DIRECTIVE
Go over the entries below line by line, copying each one that contains the word "však".

* BEGIN DATASET RECORDS *

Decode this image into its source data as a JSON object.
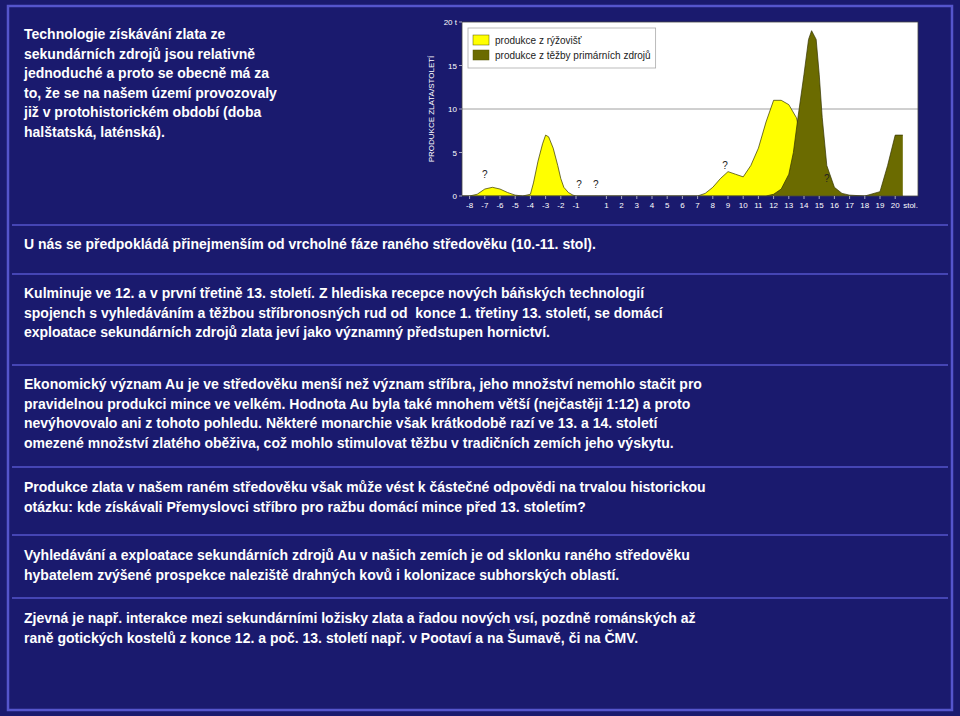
{
  "chart_data": {
    "type": "area",
    "ylabel": "PRODUKCE ZLATA/STOLETÍ",
    "xlabel": "stol.",
    "series": [
      {
        "name": "produkce z rýžovišť",
        "color": "#ffff00",
        "x": [
          -8.5,
          -8,
          -7.5,
          -7,
          -6.5,
          -6,
          -5.5,
          -5,
          -4.5,
          -4,
          -3.8,
          -3.5,
          -3.2,
          -3,
          -2.8,
          -2.5,
          -2.2,
          -2,
          -1.8,
          -1.5,
          -1.2,
          -1,
          -0.5,
          0,
          0.5,
          1,
          2,
          3,
          4,
          5,
          6,
          7,
          7.5,
          8,
          8.5,
          9,
          9.5,
          10,
          10.5,
          11,
          11.5,
          12,
          12.5,
          13,
          13.5,
          14,
          14.5,
          15,
          15.5,
          16,
          17,
          18,
          19,
          20,
          20.5
        ],
        "values": [
          0,
          0,
          0.2,
          0.8,
          1.0,
          0.8,
          0.4,
          0.1,
          0,
          0.2,
          1.5,
          4.0,
          6.0,
          7.0,
          6.8,
          5.5,
          3.5,
          2.0,
          1.0,
          0.4,
          0.1,
          0,
          0,
          0,
          0,
          0,
          0,
          0,
          0,
          0,
          0,
          0,
          0.3,
          1.0,
          2.0,
          2.8,
          2.5,
          2.2,
          3.5,
          5.5,
          8.5,
          11.0,
          11.0,
          10.5,
          9.0,
          5.5,
          2.5,
          1.2,
          0.5,
          0.2,
          0,
          0,
          0,
          0,
          0
        ]
      },
      {
        "name": "produkce z těžby primárních zdrojů",
        "color": "#6b6b00",
        "x": [
          -8.5,
          11,
          11.5,
          12,
          12.5,
          13,
          13.3,
          13.6,
          14.0,
          14.3,
          14.5,
          14.8,
          15.0,
          15.2,
          15.5,
          16.0,
          16.5,
          17.0,
          18.0,
          19.0,
          19.5,
          20.0,
          20.5
        ],
        "values": [
          0,
          0,
          0,
          0.2,
          0.8,
          2.5,
          5.0,
          9.0,
          14.0,
          18.0,
          19.0,
          18.0,
          14.0,
          9.0,
          3.5,
          1.0,
          0.3,
          0.1,
          0,
          0.5,
          3.5,
          7.0,
          7.0
        ]
      }
    ],
    "annotations": [
      {
        "text": "?",
        "x": -7.0,
        "y": 2.0
      },
      {
        "text": "?",
        "x": -0.8,
        "y": 0.8
      },
      {
        "text": "?",
        "x": 0.3,
        "y": 0.8
      },
      {
        "text": "?",
        "x": 8.8,
        "y": 3.0
      },
      {
        "text": "?",
        "x": 15.5,
        "y": 1.5
      }
    ],
    "hlines": [
      10
    ],
    "xlim": [
      -8.5,
      21.5
    ],
    "ylim": [
      0,
      20
    ],
    "xticks": [
      -8,
      -7,
      -6,
      -5,
      -4,
      -3,
      -2,
      -1,
      1,
      2,
      3,
      4,
      5,
      6,
      7,
      8,
      9,
      10,
      11,
      12,
      13,
      14,
      15,
      16,
      17,
      18,
      19,
      20
    ],
    "yticks": [
      0,
      5,
      10,
      15,
      {
        "value": 20,
        "label": "20 t"
      }
    ],
    "legend": "upper left"
  },
  "slide_texts": [
    "Technologie získávání zlata ze\nsekundárních zdrojů jsou relativně\njednoduché a proto se obecně má za\nto, že se na našem území provozovaly\njiž v protohistorickém období (doba\nhalštatská, laténská).",
    "U nás se předpokládá přinejmenším od vrcholné fáze raného středověku (10.-11. stol).",
    "Kulminuje ve 12. a v první třetině 13. století. Z hlediska recepce nových báňských technologií\nspojench s vyhledáváním a těžbou stříbronosných rud od  konce 1. třetiny 13. století, se domácí\nexploatace sekundárních zdrojů zlata jeví jako významný předstupen hornictví.",
    "Ekonomický význam Au je ve středověku menší než význam stříbra, jeho množství nemohlo stačit pro\npravidelnou produkci mince ve velkém. Hodnota Au byla také mnohem větší (nejčastěji 1:12) a proto\nnevýhovovalo ani z tohoto pohledu. Některé monarchie však krátkodobě razí ve 13. a 14. století\nomezené množství zlatého oběživa, což mohlo stimulovat těžbu v tradičních zemích jeho výskytu.",
    "Produkce zlata v našem raném středověku však může vést k částečné odpovědi na trvalou historickou\notázku: kde získávali Přemyslovci stříbro pro ražbu domácí mince před 13. stoletím?",
    "Vyhledávání a exploatace sekundárních zdrojů Au v našich zemích je od sklonku raného středověku\nhybatelem zvýšené prospekce naleziště drahných kovů i kolonizace subhorských oblastí.",
    "Zjevná je např. interakce mezi sekundárními ložisky zlata a řadou nových vsí, pozdně románských až\nraně gotických kostelů z konce 12. a poč. 13. století např. v Pootaví a na Šumavě, či na ČMV."
  ]
}
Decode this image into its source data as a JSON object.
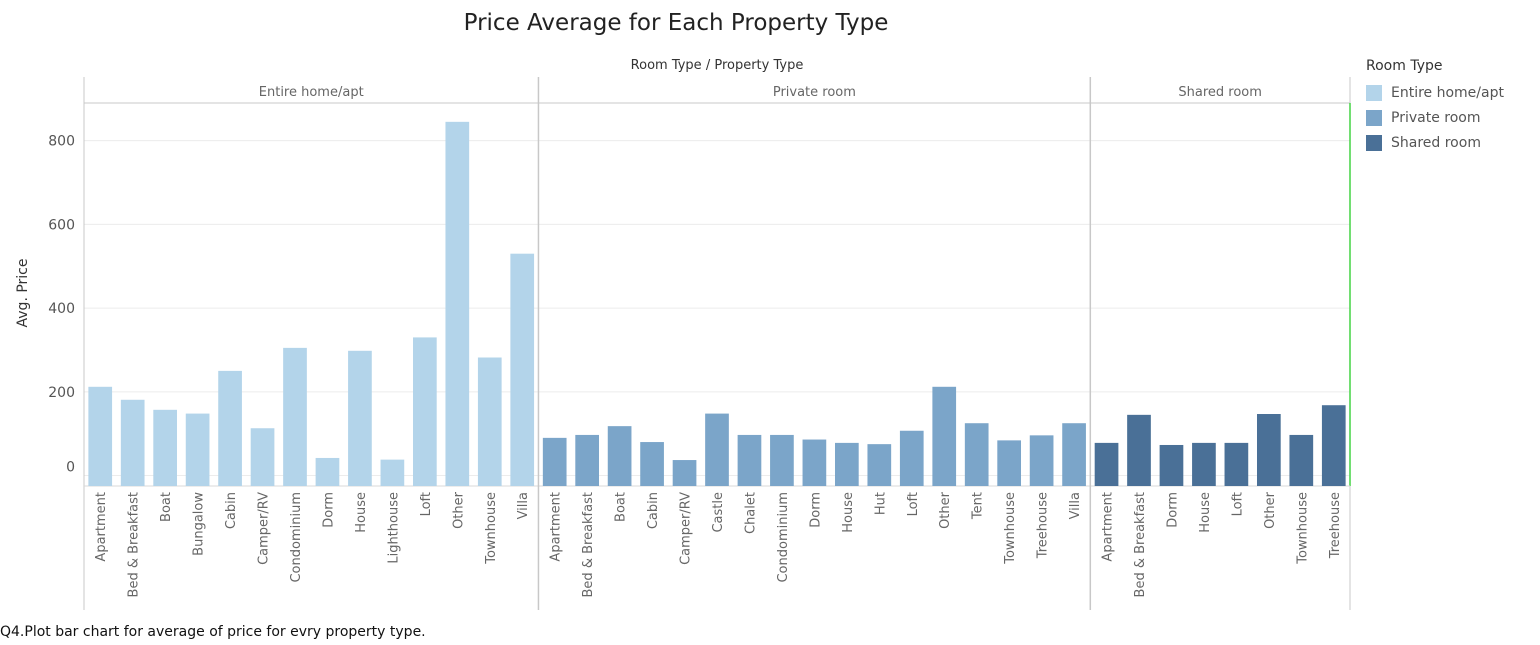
{
  "chart_data": {
    "type": "bar",
    "title": "Price Average  for Each Property Type",
    "header_label": "Room Type  /  Property Type",
    "ylabel": "Avg. Price",
    "ylim": [
      -25,
      890
    ],
    "yticks": [
      0,
      200,
      400,
      600,
      800
    ],
    "grid": true,
    "legend": {
      "title": "Room Type",
      "position": "right",
      "items": [
        {
          "label": "Entire home/apt",
          "color": "#b3d4ea"
        },
        {
          "label": "Private room",
          "color": "#7ba5c9"
        },
        {
          "label": "Shared room",
          "color": "#4a7097"
        }
      ]
    },
    "groups": [
      {
        "name": "Entire home/apt",
        "color": "#b3d4ea",
        "categories": [
          "Apartment",
          "Bed & Breakfast",
          "Boat",
          "Bungalow",
          "Cabin",
          "Camper/RV",
          "Condominium",
          "Dorm",
          "House",
          "Lighthouse",
          "Loft",
          "Other",
          "Townhouse",
          "Villa"
        ],
        "values": [
          212,
          181,
          157,
          148,
          250,
          113,
          305,
          42,
          298,
          38,
          330,
          845,
          282,
          530
        ]
      },
      {
        "name": "Private room",
        "color": "#7ba5c9",
        "categories": [
          "Apartment",
          "Bed & Breakfast",
          "Boat",
          "Cabin",
          "Camper/RV",
          "Castle",
          "Chalet",
          "Condominium",
          "Dorm",
          "House",
          "Hut",
          "Loft",
          "Other",
          "Tent",
          "Townhouse",
          "Treehouse",
          "Villa"
        ],
        "values": [
          90,
          97,
          118,
          80,
          37,
          148,
          97,
          97,
          86,
          78,
          75,
          107,
          212,
          125,
          84,
          96,
          125
        ]
      },
      {
        "name": "Shared room",
        "color": "#4a7097",
        "categories": [
          "Apartment",
          "Bed & Breakfast",
          "Dorm",
          "House",
          "Loft",
          "Other",
          "Townhouse",
          "Treehouse"
        ],
        "values": [
          78,
          145,
          73,
          78,
          78,
          147,
          97,
          168
        ]
      }
    ]
  },
  "caption": "Q4.Plot bar chart for average of price  for evry property type."
}
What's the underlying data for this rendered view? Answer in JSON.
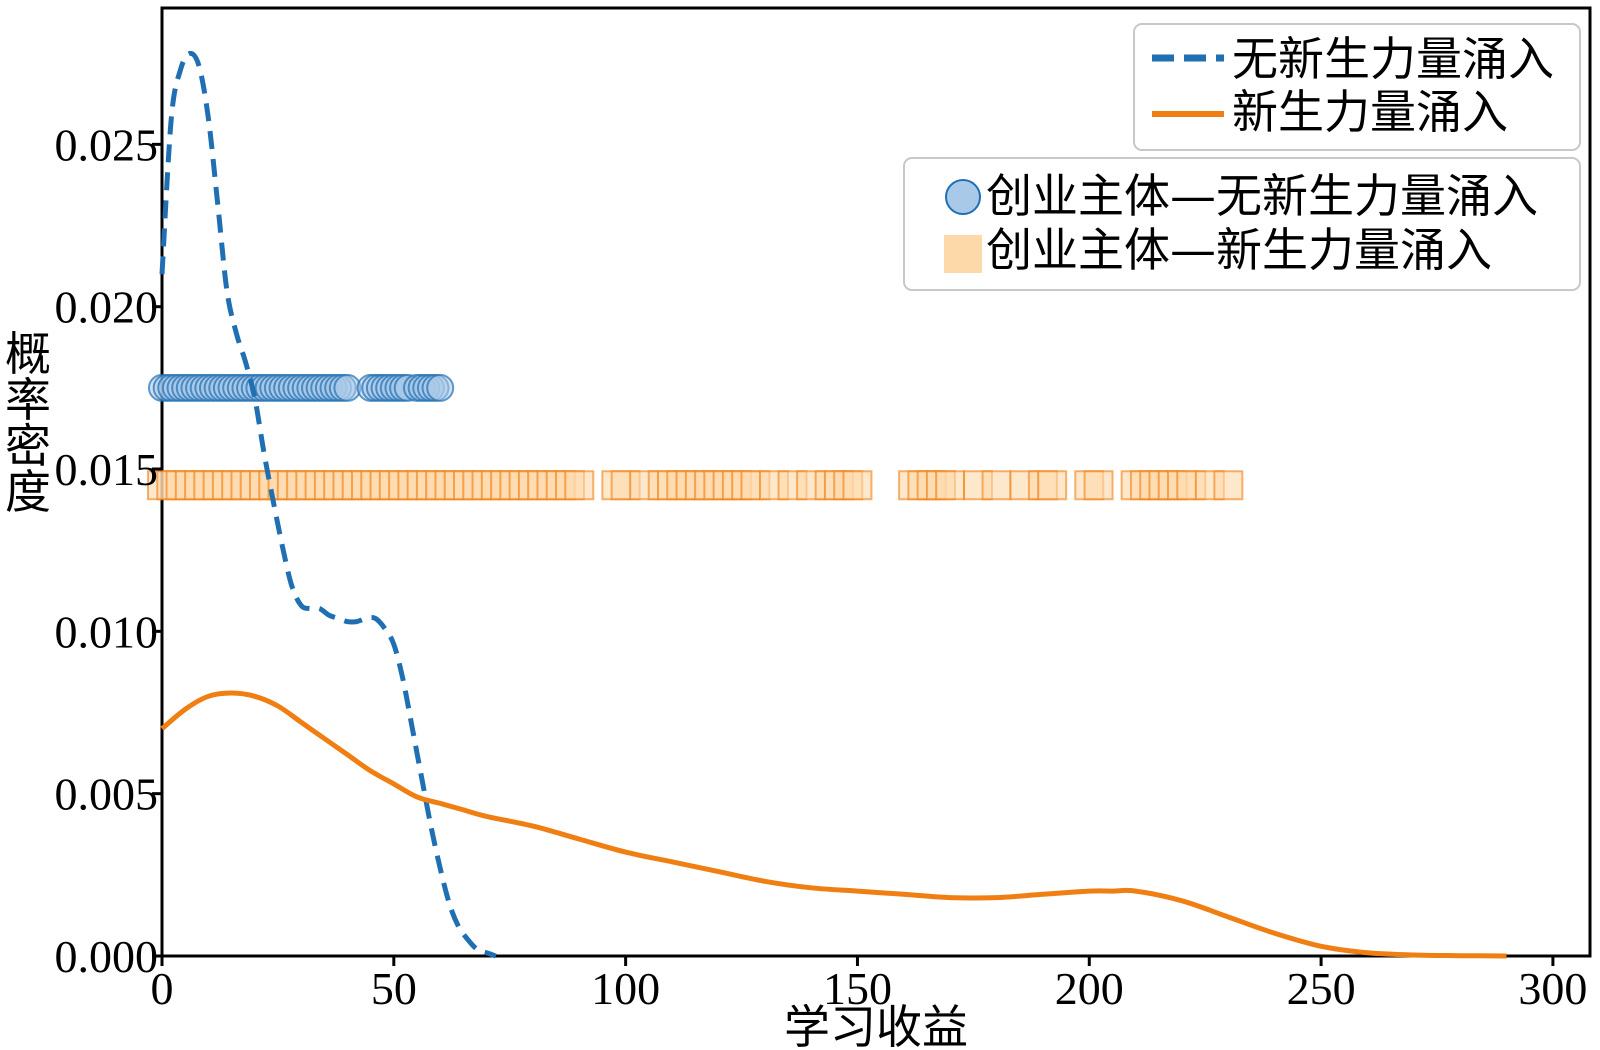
{
  "chart_data": {
    "type": "line",
    "title": "",
    "xlabel": "学习收益",
    "ylabel": "概率密度",
    "xlim": [
      0,
      308
    ],
    "ylim": [
      0,
      0.0292
    ],
    "x_ticks": [
      0,
      50,
      100,
      150,
      200,
      250,
      300
    ],
    "x_tick_labels": [
      "0",
      "50",
      "100",
      "150",
      "200",
      "250",
      "300"
    ],
    "y_ticks": [
      0,
      0.005,
      0.01,
      0.015,
      0.02,
      0.025
    ],
    "y_tick_labels": [
      "0.000",
      "0.005",
      "0.010",
      "0.015",
      "0.020",
      "0.025"
    ],
    "grid": false,
    "series": [
      {
        "name": "无新生力量涌入",
        "kind": "kde",
        "style": "dashed",
        "color": "#1f6fb2",
        "x": [
          0,
          2,
          4,
          6,
          8,
          10,
          12,
          14,
          16,
          18,
          20,
          22,
          24,
          26,
          28,
          30,
          32,
          34,
          36,
          38,
          40,
          42,
          44,
          46,
          48,
          50,
          52,
          54,
          56,
          58,
          60,
          62,
          64,
          66,
          68,
          70,
          72
        ],
        "y": [
          0.021,
          0.0258,
          0.0273,
          0.0278,
          0.0274,
          0.0258,
          0.0232,
          0.0205,
          0.0192,
          0.0183,
          0.0172,
          0.0155,
          0.014,
          0.0126,
          0.0114,
          0.0108,
          0.0107,
          0.0107,
          0.0105,
          0.0104,
          0.0103,
          0.0103,
          0.0104,
          0.0104,
          0.0101,
          0.0096,
          0.0085,
          0.007,
          0.0055,
          0.004,
          0.0027,
          0.0016,
          0.0009,
          0.0005,
          0.0002,
          0.0001,
          0.0
        ]
      },
      {
        "name": "新生力量涌入",
        "kind": "kde",
        "style": "solid",
        "color": "#f07f13",
        "x": [
          0,
          5,
          10,
          15,
          20,
          25,
          30,
          35,
          40,
          45,
          50,
          55,
          60,
          65,
          70,
          80,
          90,
          100,
          110,
          120,
          130,
          140,
          150,
          160,
          170,
          180,
          190,
          200,
          205,
          210,
          220,
          230,
          240,
          250,
          260,
          270,
          280,
          290
        ],
        "y": [
          0.007,
          0.0076,
          0.008,
          0.0081,
          0.008,
          0.0077,
          0.0072,
          0.0067,
          0.0062,
          0.0057,
          0.0053,
          0.0049,
          0.0047,
          0.0045,
          0.0043,
          0.004,
          0.0036,
          0.0032,
          0.0029,
          0.0026,
          0.0023,
          0.0021,
          0.002,
          0.0019,
          0.0018,
          0.0018,
          0.0019,
          0.002,
          0.002,
          0.002,
          0.0017,
          0.0012,
          0.0007,
          0.0003,
          0.0001,
          3e-05,
          1e-05,
          0.0
        ]
      }
    ],
    "rug_series": [
      {
        "name": "创业主体—无新生力量涌入",
        "marker": "circle",
        "color": "#1f6fb2",
        "fill": "#a9c9e8",
        "y": 0.0175,
        "x": [
          0,
          1,
          2,
          3,
          4,
          5,
          6,
          7,
          8,
          9,
          10,
          11,
          12,
          13,
          14,
          15,
          16,
          17,
          18,
          19,
          20,
          21,
          22,
          23,
          24,
          25,
          26,
          27,
          28,
          29,
          30,
          31,
          32,
          33,
          34,
          35,
          36,
          37,
          38,
          39,
          40,
          45,
          46,
          47,
          48,
          49,
          50,
          51,
          52,
          53,
          55,
          56,
          57,
          58,
          59,
          60
        ]
      },
      {
        "name": "创业主体—新生力量涌入",
        "marker": "square",
        "color": "#f07f13",
        "fill": "#fdd9aa",
        "y": 0.0145,
        "x": [
          0,
          2,
          4,
          6,
          8,
          10,
          12,
          14,
          16,
          18,
          20,
          22,
          24,
          26,
          28,
          30,
          32,
          34,
          36,
          38,
          40,
          42,
          44,
          46,
          48,
          50,
          52,
          54,
          56,
          58,
          60,
          62,
          64,
          66,
          68,
          70,
          72,
          74,
          76,
          78,
          80,
          82,
          84,
          86,
          88,
          90,
          98,
          100,
          104,
          108,
          110,
          112,
          114,
          116,
          118,
          120,
          122,
          124,
          126,
          128,
          132,
          136,
          140,
          144,
          146,
          148,
          150,
          162,
          164,
          166,
          168,
          170,
          176,
          180,
          186,
          190,
          192,
          200,
          202,
          210,
          212,
          214,
          216,
          218,
          220,
          222,
          226,
          230
        ]
      }
    ],
    "legend": {
      "lines_position": "top-right",
      "markers_position": "upper-right"
    }
  }
}
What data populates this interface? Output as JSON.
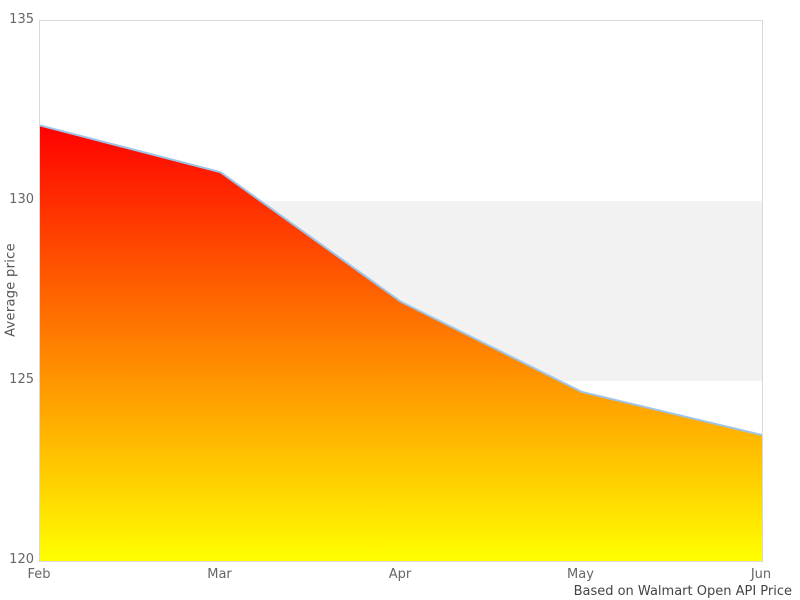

* END DATASET RECORDS *

FINISHED ANSWER
    "Ekonomický význam Au je ve středověku menší než význam stříbra, jeho množství nemohlo stačit pro\npravidelnou produkci mince ve velkém. Hodnota Au byla také mnohem větší (nejčastěji 1:12) a proto\nnevýhovovalo ani z tohoto pohledu. Některé monarchie však krátkodobě razí ve 13. a 14. století\nomezené množství zlatého oběživa, což mohlo stimulovat těžbu v tradičních zemích jeho výskytu.",
    "Produkce zlata v našem raném středověku však může vést k částečné odpovědi na trvalou historickou\notázku: kde získávali Přemyslovci stříbro pro ražbu domácí mince před 13. stoletím?",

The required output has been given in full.